— Listed entries —
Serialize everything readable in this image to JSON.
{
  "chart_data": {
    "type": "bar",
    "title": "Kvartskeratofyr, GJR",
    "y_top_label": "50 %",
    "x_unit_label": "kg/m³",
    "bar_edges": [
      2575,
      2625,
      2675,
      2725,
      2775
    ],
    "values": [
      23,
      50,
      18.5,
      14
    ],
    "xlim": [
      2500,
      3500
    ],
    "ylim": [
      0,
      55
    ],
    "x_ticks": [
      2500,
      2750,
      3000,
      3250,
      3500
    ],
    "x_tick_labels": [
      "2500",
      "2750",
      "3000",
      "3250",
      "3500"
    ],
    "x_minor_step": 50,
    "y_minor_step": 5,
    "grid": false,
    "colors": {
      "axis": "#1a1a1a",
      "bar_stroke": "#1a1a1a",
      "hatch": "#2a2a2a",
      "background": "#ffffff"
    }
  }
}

— What needs to be done —
Extract the data exactly as given.

— Right answer —
Serialize everything readable in this image to JSON.
{
  "chart_data": {
    "type": "bar",
    "title": "Kvartskeratofyr, GJR",
    "y_top_label": "50 %",
    "x_unit_label": "kg/m³",
    "bar_edges": [
      2575,
      2625,
      2675,
      2725,
      2775
    ],
    "values": [
      23,
      50,
      18.5,
      14
    ],
    "xlim": [
      2500,
      3500
    ],
    "ylim": [
      0,
      55
    ],
    "x_ticks": [
      2500,
      2750,
      3000,
      3250,
      3500
    ],
    "x_tick_labels": [
      "2500",
      "2750",
      "3000",
      "3250",
      "3500"
    ],
    "x_minor_step": 50,
    "y_minor_step": 5,
    "grid": false,
    "colors": {
      "axis": "#1a1a1a",
      "bar_stroke": "#1a1a1a",
      "hatch": "#2a2a2a",
      "background": "#ffffff"
    }
  }
}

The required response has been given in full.